Requirements> Reproduce every entry below precisely; do not include the pictures.

The data>
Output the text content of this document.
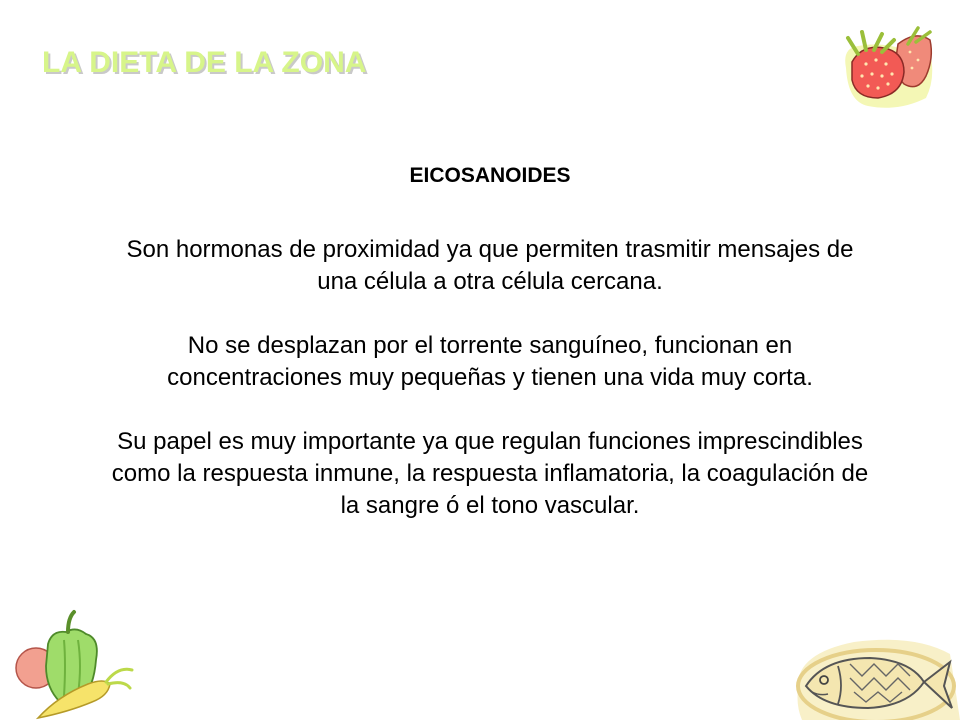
LA DIETA DE LA ZONA
EICOSANOIDES
Son hormonas de proximidad ya que permiten trasmitir mensajes de una célula a otra célula cercana.
No se desplazan por el torrente sanguíneo, funcionan en concentraciones muy pequeñas y tienen una vida muy corta.
Su papel es muy importante ya que regulan funciones imprescindibles como la respuesta inmune, la respuesta inflamatoria, la coagulación de la sangre ó el tono vascular.
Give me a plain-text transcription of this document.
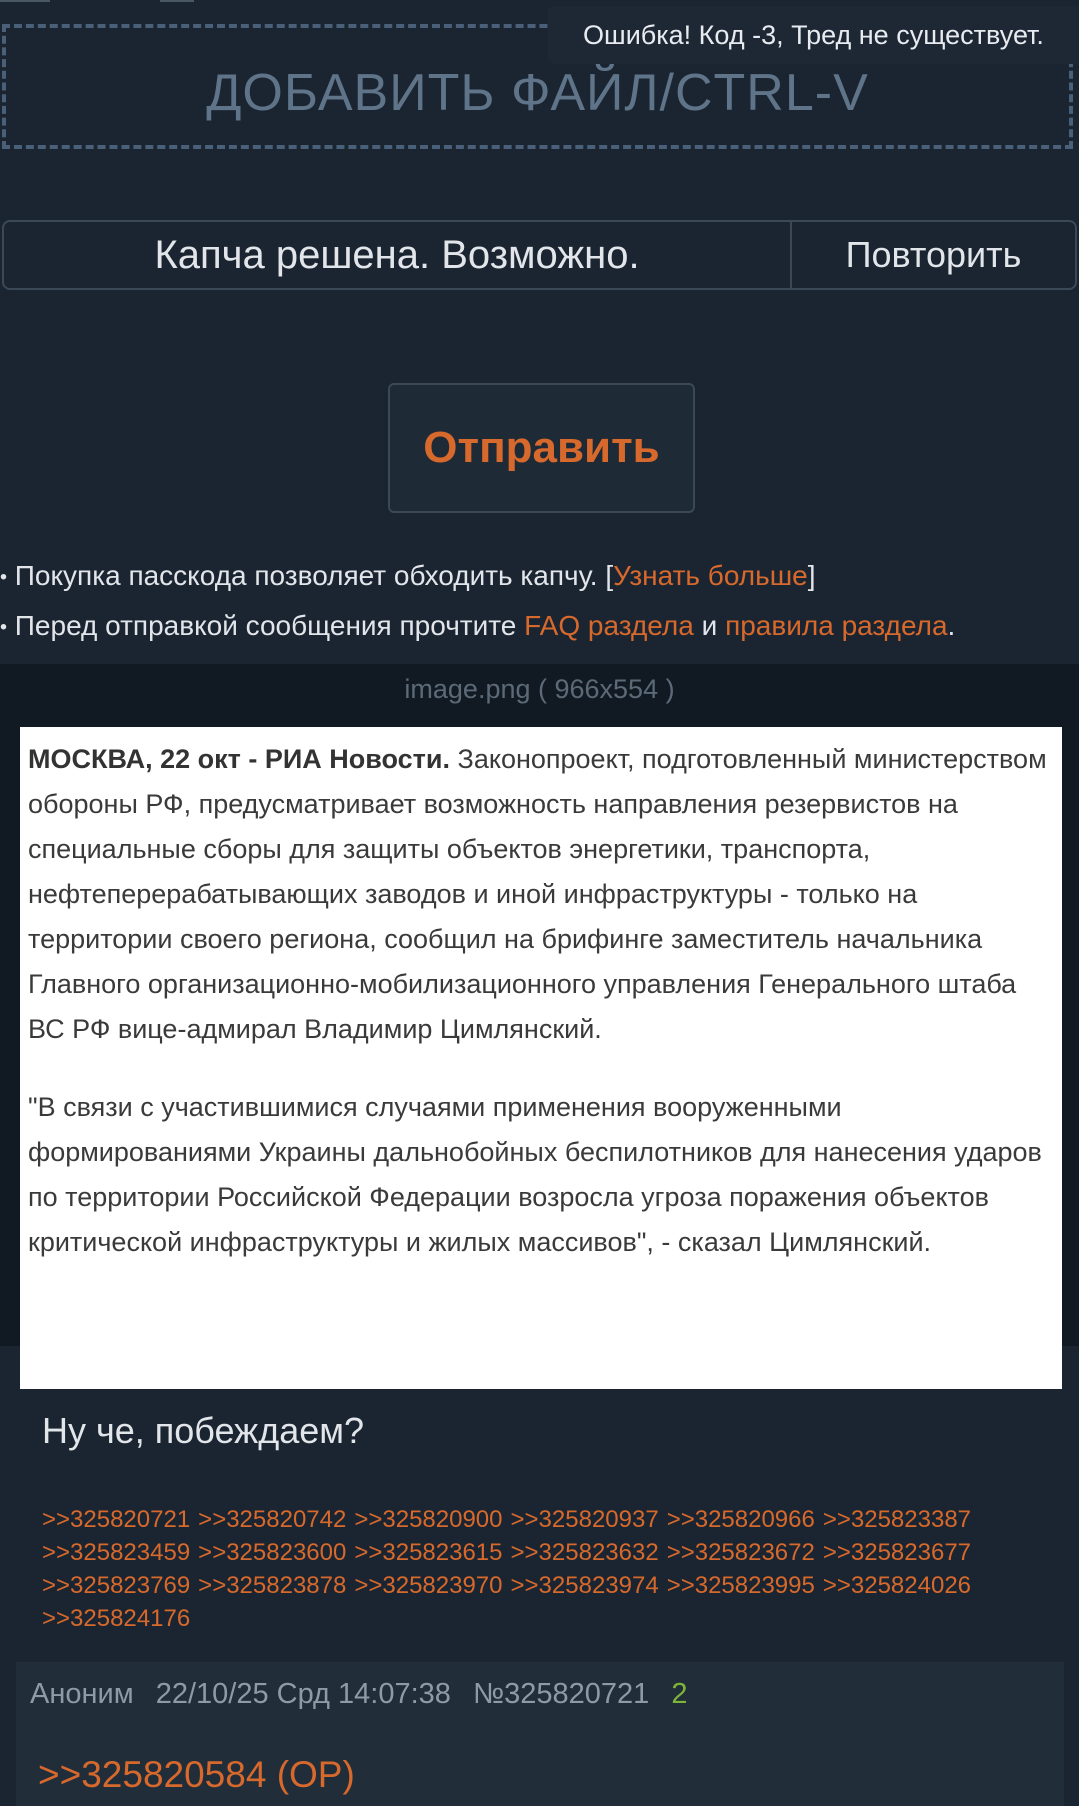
ДОБАВИТЬ ФАЙЛ/CTRL-V
Ошибка! Код -3, Тред не существует.
Капча решена. Возможно.	Повторить
Отправить
• Покупка пасскода позволяет обходить капчу. [Узнать больше]
• Перед отправкой сообщения прочтите FAQ раздела и правила раздела.
image.png ( 966x554 )

МОСКВА, 22 окт - РИА Новости. Законопроект, подготовленный министерством обороны РФ, предусматривает возможность направления резервистов на специальные сборы для защиты объектов энергетики, транспорта, нефтеперерабатывающих заводов и иной инфраструктуры - только на территории своего региона, сообщил на брифинге заместитель начальника Главного организационно-мобилизационного управления Генерального штаба ВС РФ вице-адмирал Владимир Цимлянский.

"В связи с участившимися случаями применения вооруженными формированиями Украины дальнобойных беспилотников для нанесения ударов по территории Российской Федерации возросла угроза поражения объектов критической инфраструктуры и жилых массивов", - сказал Цимлянский.

Ну че, побеждаем?
>>325820721 >>325820742 >>325820900 >>325820937 >>325820966 >>325823387 >>325823459 >>325823600 >>325823615 >>325823632 >>325823672 >>325823677 >>325823769 >>325823878 >>325823970 >>325823974 >>325823995 >>325824026 >>325824176
Аноним 22/10/25 Срд 14:07:38 №325820721 2
>>325820584 (OP)
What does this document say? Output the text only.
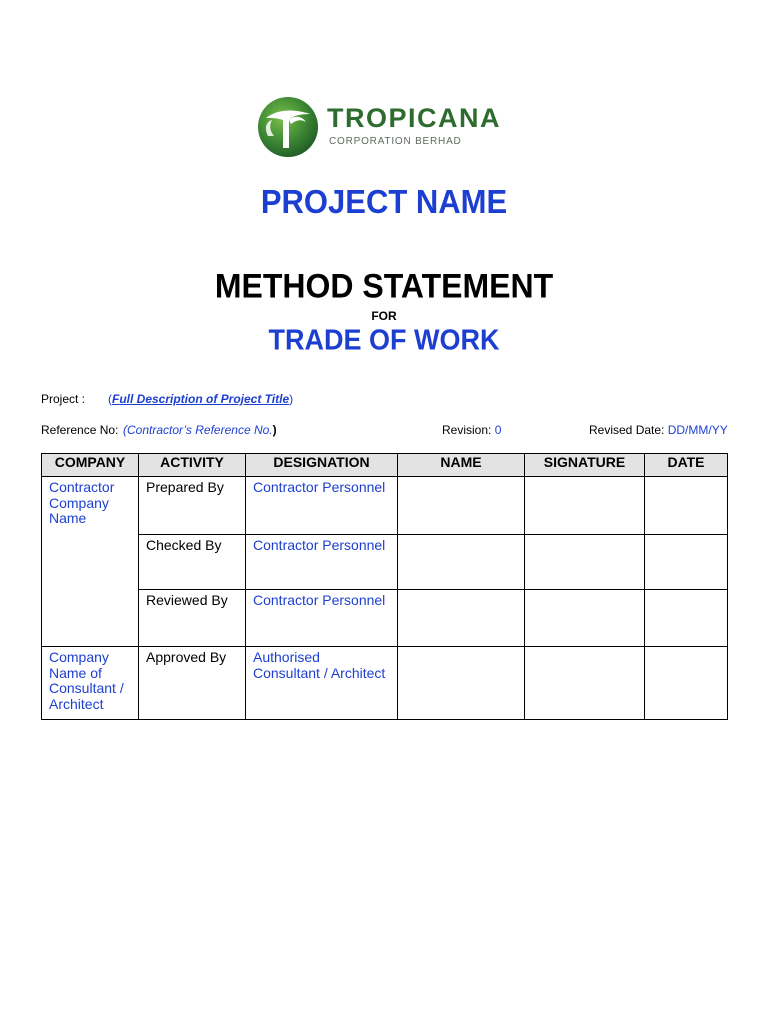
TROPICANA
CORPORATION BERHAD
PROJECT NAME
METHOD STATEMENT
FOR
TRADE OF WORK
Project : (Full Description of Project Title)
Reference No: (Contractor’s Reference No.)	Revision: 0	Revised Date: DD/MM/YY
COMPANY	ACTIVITY	DESIGNATION	NAME	SIGNATURE	DATE
Contractor Company Name	Prepared By	Contractor Personnel			
	Checked By	Contractor Personnel			
	Reviewed By	Contractor Personnel			
Company Name of Consultant / Architect	Approved By	Authorised Consultant / Architect			
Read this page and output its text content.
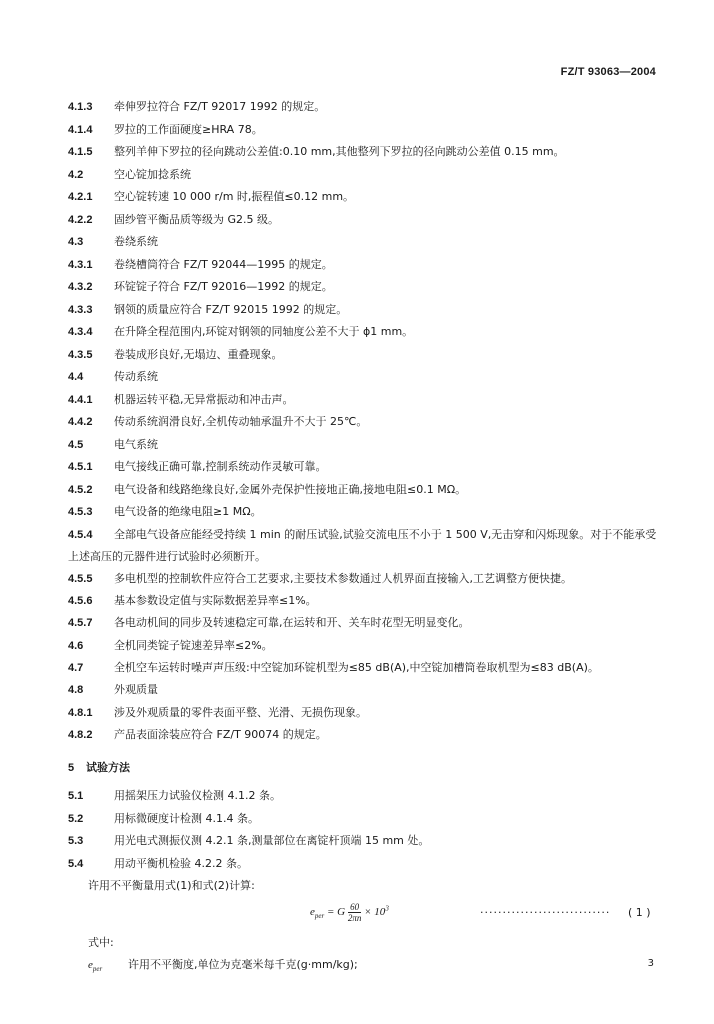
FZ/T 93063—2004
4.1.3 牵伸罗拉符合 FZ/T 92017 1992 的规定。
4.1.4 罗拉的工作面硬度≥HRA 78。
4.1.5 整列羊伸下罗拉的径向跳动公差值:0.10 mm,其他整列下罗拉的径向跳动公差值 0.15 mm。
4.2	空心锭加捻系统
4.2.1 空心锭转速 10 000 r/m 时,振程值≤0.12 mm。
4.2.2 固纱管平衡品质等级为 G2.5 级。
4.3	卷绕系统
4.3.1 卷绕槽筒符合 FZ/T 92044—1995 的规定。
4.3.2 环锭锭子符合 FZ/T 92016—1992 的规定。
4.3.3 钢领的质量应符合 FZ/T 92015 1992 的规定。
4.3.4 在升降全程范围内,环锭对钢领的同轴度公差不大于 ϕ1 mm。
4.3.5 卷装成形良好,无塌边、重叠现象。
4.4	传动系统
4.4.1 机器运转平稳,无异常振动和冲击声。
4.4.2 传动系统润滑良好,全机传动轴承温升不大于 25℃。
4.5	电气系统
4.5.1 电气接线正确可靠,控制系统动作灵敏可靠。
4.5.2 电气设备和线路绝缘良好,金属外壳保护性接地正确,接地电阻≤0.1 MΩ。
4.5.3 电气设备的绝缘电阻≥1 MΩ。
4.5.4 全部电气设备应能经受持续 1 min 的耐压试验,试验交流电压不小于 1 500 V,无击穿和闪烁现象。对于不能承受上述高压的元器件进行试验时必须断开。
4.5.5 多电机型的控制软件应符合工艺要求,主要技术参数通过人机界面直接输入,工艺调整方便快捷。
4.5.6 基本参数设定值与实际数据差异率≤1%。
4.5.7 各电动机间的同步及转速稳定可靠,在运转和开、关车时花型无明显变化。
4.6	全机同类锭子锭速差异率≤2%。
4.7	全机空车运转时噪声声压级:中空锭加环锭机型为≤85 dB(A),中空锭加槽筒卷取机型为≤83 dB(A)。
4.8	外观质量
4.8.1 涉及外观质量的零件表面平整、光滑、无损伤现象。
4.8.2 产品表面涂装应符合 FZ/T 90074 的规定。
5 试验方法
5.1	用摇架压力试验仪检测 4.1.2 条。
5.2	用标微硬度计检测 4.1.4 条。
5.3	用光电式测振仪测 4.2.1 条,测量部位在离锭杆顶端 15 mm 处。
5.4	用动平衡机检验 4.2.2 条。
许用不平衡量用式(1)和式(2)计算:
$e_{per} = G \frac{60}{2\pi n} \times 10^3$	····························· ( 1 )
式中:
$e_{per}$ 许用不平衡度,单位为克毫米每千克(g·mm/kg);	3
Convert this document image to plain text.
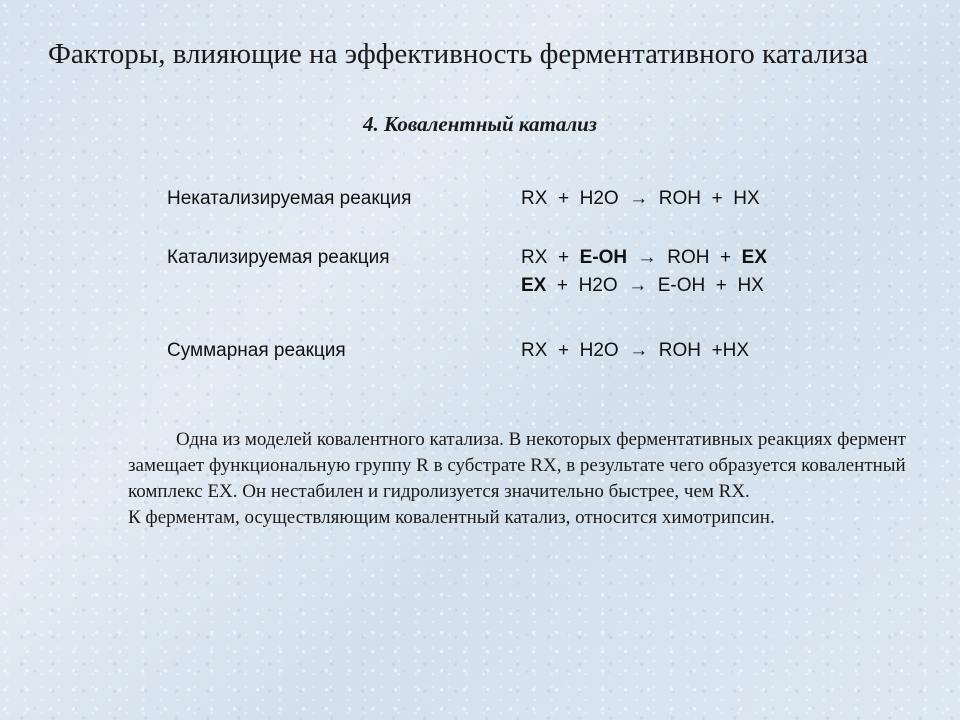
Факторы, влияющие на эффективность ферментативного катализа
4. Ковалентный катализ
Некатализируемая реакция	RX  +  H2O  →  ROH  +  HX
Катализируемая реакция	RX  +  E-OH  →  ROH  +  EX
EX  +  H2O  →  E-OH  +  HX
Суммарная реакция	RX  +  H2O  →  ROH  +HX

Одна из моделей ковалентного катализа. В некоторых ферментативных реакциях фермент замещает функциональную группу R в субстрате RX, в результате чего образуется ковалентный комплекс EX. Он нестабилен и гидролизуется значительно быстрее, чем RX.

К ферментам, осуществляющим ковалентный катализ, относится химотрипсин.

Solved exercise>
Output the text content of this document.
LA DIETA DE LA ZONA
EICOSANOIDES
Son hormonas de proximidad ya que permiten trasmitir mensajes de una célula a otra célula cercana.
No se desplazan por el torrente sanguíneo, funcionan en concentraciones muy pequeñas y tienen una vida muy corta.
Su papel es muy importante ya que regulan funciones imprescindibles como la respuesta inmune, la respuesta inflamatoria, la coagulación de la sangre ó el tono vascular.
Give me a plain-text transcription of this document.
ДОБАВИТЬ ФАЙЛ/CTRL-V
Ошибка! Код -3, Тред не существует.
Капча решена. Возможно.	Повторить
Отправить
• Покупка пасскода позволяет обходить капчу. [Узнать больше]
• Перед отправкой сообщения прочтите FAQ раздела и правила раздела.
image.png ( 966x554 )

МОСКВА, 22 окт - РИА Новости. Законопроект, подготовленный министерством обороны РФ, предусматривает возможность направления резервистов на специальные сборы для защиты объектов энергетики, транспорта, нефтеперерабатывающих заводов и иной инфраструктуры - только на территории своего региона, сообщил на брифинге заместитель начальника Главного организационно-мобилизационного управления Генерального штаба ВС РФ вице-адмирал Владимир Цимлянский.

"В связи с участившимися случаями применения вооруженными формированиями Украины дальнобойных беспилотников для нанесения ударов по территории Российской Федерации возросла угроза поражения объектов критической инфраструктуры и жилых массивов", - сказал Цимлянский.

Ну че, побеждаем?
>>325820721 >>325820742 >>325820900 >>325820937 >>325820966 >>325823387 >>325823459 >>325823600 >>325823615 >>325823632 >>325823672 >>325823677 >>325823769 >>325823878 >>325823970 >>325823974 >>325823995 >>325824026 >>325824176
Аноним 22/10/25 Срд 14:07:38 №325820721 2
>>325820584 (OP)
What does this document say? Output the text only.
TROPICANA
CORPORATION BERHAD
PROJECT NAME
METHOD STATEMENT
FOR
TRADE OF WORK
Project : (Full Description of Project Title)
Reference No: (Contractor’s Reference No.)	Revision: 0	Revised Date: DD/MM/YY
COMPANY	ACTIVITY	DESIGNATION	NAME	SIGNATURE	DATE
Contractor Company Name	Prepared By	Contractor Personnel			
	Checked By	Contractor Personnel			
	Reviewed By	Contractor Personnel			
Company Name of Consultant / Architect	Approved By	Authorised Consultant / Architect			
Read this page and output its text content.
FZ/T 93063—2004
4.1.3 牵伸罗拉符合 FZ/T 92017 1992 的规定。
4.1.4 罗拉的工作面硬度≥HRA 78。
4.1.5 整列羊伸下罗拉的径向跳动公差值:0.10 mm,其他整列下罗拉的径向跳动公差值 0.15 mm。
4.2	空心锭加捻系统
4.2.1 空心锭转速 10 000 r/m 时,振程值≤0.12 mm。
4.2.2 固纱管平衡品质等级为 G2.5 级。
4.3	卷绕系统
4.3.1 卷绕槽筒符合 FZ/T 92044—1995 的规定。
4.3.2 环锭锭子符合 FZ/T 92016—1992 的规定。
4.3.3 钢领的质量应符合 FZ/T 92015 1992 的规定。
4.3.4 在升降全程范围内,环锭对钢领的同轴度公差不大于 ϕ1 mm。
4.3.5 卷装成形良好,无塌边、重叠现象。
4.4	传动系统
4.4.1 机器运转平稳,无异常振动和冲击声。
4.4.2 传动系统润滑良好,全机传动轴承温升不大于 25℃。
4.5	电气系统
4.5.1 电气接线正确可靠,控制系统动作灵敏可靠。
4.5.2 电气设备和线路绝缘良好,金属外壳保护性接地正确,接地电阻≤0.1 MΩ。
4.5.3 电气设备的绝缘电阻≥1 MΩ。
4.5.4 全部电气设备应能经受持续 1 min 的耐压试验,试验交流电压不小于 1 500 V,无击穿和闪烁现象。对于不能承受上述高压的元器件进行试验时必须断开。
4.5.5 多电机型的控制软件应符合工艺要求,主要技术参数通过人机界面直接输入,工艺调整方便快捷。
4.5.6 基本参数设定值与实际数据差异率≤1%。
4.5.7 各电动机间的同步及转速稳定可靠,在运转和开、关车时花型无明显变化。
4.6	全机同类锭子锭速差异率≤2%。
4.7	全机空车运转时噪声声压级:中空锭加环锭机型为≤85 dB(A),中空锭加槽筒卷取机型为≤83 dB(A)。
4.8	外观质量
4.8.1 涉及外观质量的零件表面平整、光滑、无损伤现象。
4.8.2 产品表面涂装应符合 FZ/T 90074 的规定。
5 试验方法
5.1	用摇架压力试验仪检测 4.1.2 条。
5.2	用标微硬度计检测 4.1.4 条。
5.3	用光电式测振仪测 4.2.1 条,测量部位在离锭杆顶端 15 mm 处。
5.4	用动平衡机检验 4.2.2 条。
许用不平衡量用式(1)和式(2)计算:
$e_{per} = G \frac{60}{2\pi n} \times 10^3$	····························· ( 1 )
式中:
$e_{per}$ 许用不平衡度,单位为克毫米每千克(g·mm/kg);	3
Convert this document image to plain text.
Факторы, влияющие на эффективность ферментативного катализа
4. Ковалентный катализ
Некатализируемая реакция	RX  +  H2O  →  ROH  +  HX
Катализируемая реакция	RX  +  E-OH  →  ROH  +  EX
EX  +  H2O  →  E-OH  +  HX
Суммарная реакция	RX  +  H2O  →  ROH  +HX

Одна из моделей ковалентного катализа. В некоторых ферментативных реакциях фермент замещает функциональную группу R в субстрате RX, в результате чего образуется ковалентный комплекс EX. Он нестабилен и гидролизуется значительно быстрее, чем RX.

К ферментам, осуществляющим ковалентный катализ, относится химотрипсин.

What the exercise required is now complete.